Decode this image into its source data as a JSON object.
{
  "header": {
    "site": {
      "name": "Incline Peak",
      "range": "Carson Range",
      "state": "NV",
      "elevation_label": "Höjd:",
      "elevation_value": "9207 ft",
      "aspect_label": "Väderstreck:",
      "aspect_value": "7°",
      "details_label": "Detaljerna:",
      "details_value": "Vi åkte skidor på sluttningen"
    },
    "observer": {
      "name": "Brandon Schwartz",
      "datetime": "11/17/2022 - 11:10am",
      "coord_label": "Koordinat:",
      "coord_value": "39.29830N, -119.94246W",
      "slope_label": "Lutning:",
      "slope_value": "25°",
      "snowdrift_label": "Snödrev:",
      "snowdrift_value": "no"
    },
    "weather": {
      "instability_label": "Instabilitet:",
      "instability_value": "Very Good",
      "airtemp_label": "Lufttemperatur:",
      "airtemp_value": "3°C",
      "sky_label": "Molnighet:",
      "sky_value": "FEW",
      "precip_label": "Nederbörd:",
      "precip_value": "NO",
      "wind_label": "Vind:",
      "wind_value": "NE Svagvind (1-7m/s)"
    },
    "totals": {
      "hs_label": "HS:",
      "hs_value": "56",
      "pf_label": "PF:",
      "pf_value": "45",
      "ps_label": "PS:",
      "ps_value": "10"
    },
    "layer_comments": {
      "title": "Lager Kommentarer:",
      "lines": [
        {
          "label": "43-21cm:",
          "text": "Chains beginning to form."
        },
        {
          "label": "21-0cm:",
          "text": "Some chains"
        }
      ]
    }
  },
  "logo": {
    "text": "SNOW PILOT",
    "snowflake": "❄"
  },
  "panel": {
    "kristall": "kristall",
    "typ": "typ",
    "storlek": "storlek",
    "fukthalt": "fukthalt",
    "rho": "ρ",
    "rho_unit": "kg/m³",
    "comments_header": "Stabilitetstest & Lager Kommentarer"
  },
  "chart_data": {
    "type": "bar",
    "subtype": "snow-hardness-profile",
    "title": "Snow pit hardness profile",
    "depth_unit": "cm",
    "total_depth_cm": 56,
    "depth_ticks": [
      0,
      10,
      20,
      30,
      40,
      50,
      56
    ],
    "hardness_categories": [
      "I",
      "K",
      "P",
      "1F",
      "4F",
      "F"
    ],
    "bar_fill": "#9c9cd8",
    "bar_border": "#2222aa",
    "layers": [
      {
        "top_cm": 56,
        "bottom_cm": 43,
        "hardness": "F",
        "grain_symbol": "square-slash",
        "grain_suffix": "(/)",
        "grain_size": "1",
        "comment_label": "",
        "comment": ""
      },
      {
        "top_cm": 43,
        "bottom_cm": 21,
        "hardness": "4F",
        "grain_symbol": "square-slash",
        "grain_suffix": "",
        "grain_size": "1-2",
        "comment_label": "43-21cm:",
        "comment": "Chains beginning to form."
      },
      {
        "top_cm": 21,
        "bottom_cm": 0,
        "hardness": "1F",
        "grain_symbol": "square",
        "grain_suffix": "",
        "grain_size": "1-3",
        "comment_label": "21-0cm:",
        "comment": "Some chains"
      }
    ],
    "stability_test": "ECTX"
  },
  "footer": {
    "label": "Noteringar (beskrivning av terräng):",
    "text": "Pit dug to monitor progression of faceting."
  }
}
################
* _PROBLEM STATEMENT_:
Reproduce the material in full, with no word added or dropped.

* _THE REPLY_:
Decode this image into its source data as a JSON object.
{
  "header": {
    "site": {
      "name": "Incline Peak",
      "range": "Carson Range",
      "state": "NV",
      "elevation_label": "Höjd:",
      "elevation_value": "9207 ft",
      "aspect_label": "Väderstreck:",
      "aspect_value": "7°",
      "details_label": "Detaljerna:",
      "details_value": "Vi åkte skidor på sluttningen"
    },
    "observer": {
      "name": "Brandon Schwartz",
      "datetime": "11/17/2022 - 11:10am",
      "coord_label": "Koordinat:",
      "coord_value": "39.29830N, -119.94246W",
      "slope_label": "Lutning:",
      "slope_value": "25°",
      "snowdrift_label": "Snödrev:",
      "snowdrift_value": "no"
    },
    "weather": {
      "instability_label": "Instabilitet:",
      "instability_value": "Very Good",
      "airtemp_label": "Lufttemperatur:",
      "airtemp_value": "3°C",
      "sky_label": "Molnighet:",
      "sky_value": "FEW",
      "precip_label": "Nederbörd:",
      "precip_value": "NO",
      "wind_label": "Vind:",
      "wind_value": "NE Svagvind (1-7m/s)"
    },
    "totals": {
      "hs_label": "HS:",
      "hs_value": "56",
      "pf_label": "PF:",
      "pf_value": "45",
      "ps_label": "PS:",
      "ps_value": "10"
    },
    "layer_comments": {
      "title": "Lager Kommentarer:",
      "lines": [
        {
          "label": "43-21cm:",
          "text": "Chains beginning to form."
        },
        {
          "label": "21-0cm:",
          "text": "Some chains"
        }
      ]
    }
  },
  "logo": {
    "text": "SNOW PILOT",
    "snowflake": "❄"
  },
  "panel": {
    "kristall": "kristall",
    "typ": "typ",
    "storlek": "storlek",
    "fukthalt": "fukthalt",
    "rho": "ρ",
    "rho_unit": "kg/m³",
    "comments_header": "Stabilitetstest & Lager Kommentarer"
  },
  "chart_data": {
    "type": "bar",
    "subtype": "snow-hardness-profile",
    "title": "Snow pit hardness profile",
    "depth_unit": "cm",
    "total_depth_cm": 56,
    "depth_ticks": [
      0,
      10,
      20,
      30,
      40,
      50,
      56
    ],
    "hardness_categories": [
      "I",
      "K",
      "P",
      "1F",
      "4F",
      "F"
    ],
    "bar_fill": "#9c9cd8",
    "bar_border": "#2222aa",
    "layers": [
      {
        "top_cm": 56,
        "bottom_cm": 43,
        "hardness": "F",
        "grain_symbol": "square-slash",
        "grain_suffix": "(/)",
        "grain_size": "1",
        "comment_label": "",
        "comment": ""
      },
      {
        "top_cm": 43,
        "bottom_cm": 21,
        "hardness": "4F",
        "grain_symbol": "square-slash",
        "grain_suffix": "",
        "grain_size": "1-2",
        "comment_label": "43-21cm:",
        "comment": "Chains beginning to form."
      },
      {
        "top_cm": 21,
        "bottom_cm": 0,
        "hardness": "1F",
        "grain_symbol": "square",
        "grain_suffix": "",
        "grain_size": "1-3",
        "comment_label": "21-0cm:",
        "comment": "Some chains"
      }
    ],
    "stability_test": "ECTX"
  },
  "footer": {
    "label": "Noteringar (beskrivning av terräng):",
    "text": "Pit dug to monitor progression of faceting."
  }
}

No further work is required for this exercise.